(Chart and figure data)

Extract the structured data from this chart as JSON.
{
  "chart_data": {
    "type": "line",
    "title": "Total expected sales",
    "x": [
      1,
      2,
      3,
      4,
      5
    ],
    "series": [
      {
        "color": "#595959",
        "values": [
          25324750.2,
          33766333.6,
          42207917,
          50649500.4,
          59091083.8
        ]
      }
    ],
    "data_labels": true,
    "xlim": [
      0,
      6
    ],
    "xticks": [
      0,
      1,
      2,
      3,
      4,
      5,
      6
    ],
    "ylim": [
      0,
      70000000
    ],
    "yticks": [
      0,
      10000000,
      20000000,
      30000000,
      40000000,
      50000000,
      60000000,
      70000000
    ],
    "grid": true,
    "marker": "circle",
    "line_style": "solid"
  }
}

# Problem statement
Go through the listing and copy all of it exactly.

# Solution
Extract the structured data from this chart as JSON.
{
  "chart_data": {
    "type": "line",
    "title": "Total expected sales",
    "x": [
      1,
      2,
      3,
      4,
      5
    ],
    "series": [
      {
        "color": "#595959",
        "values": [
          25324750.2,
          33766333.6,
          42207917,
          50649500.4,
          59091083.8
        ]
      }
    ],
    "data_labels": true,
    "xlim": [
      0,
      6
    ],
    "xticks": [
      0,
      1,
      2,
      3,
      4,
      5,
      6
    ],
    "ylim": [
      0,
      70000000
    ],
    "yticks": [
      0,
      10000000,
      20000000,
      30000000,
      40000000,
      50000000,
      60000000,
      70000000
    ],
    "grid": true,
    "marker": "circle",
    "line_style": "solid"
  }
}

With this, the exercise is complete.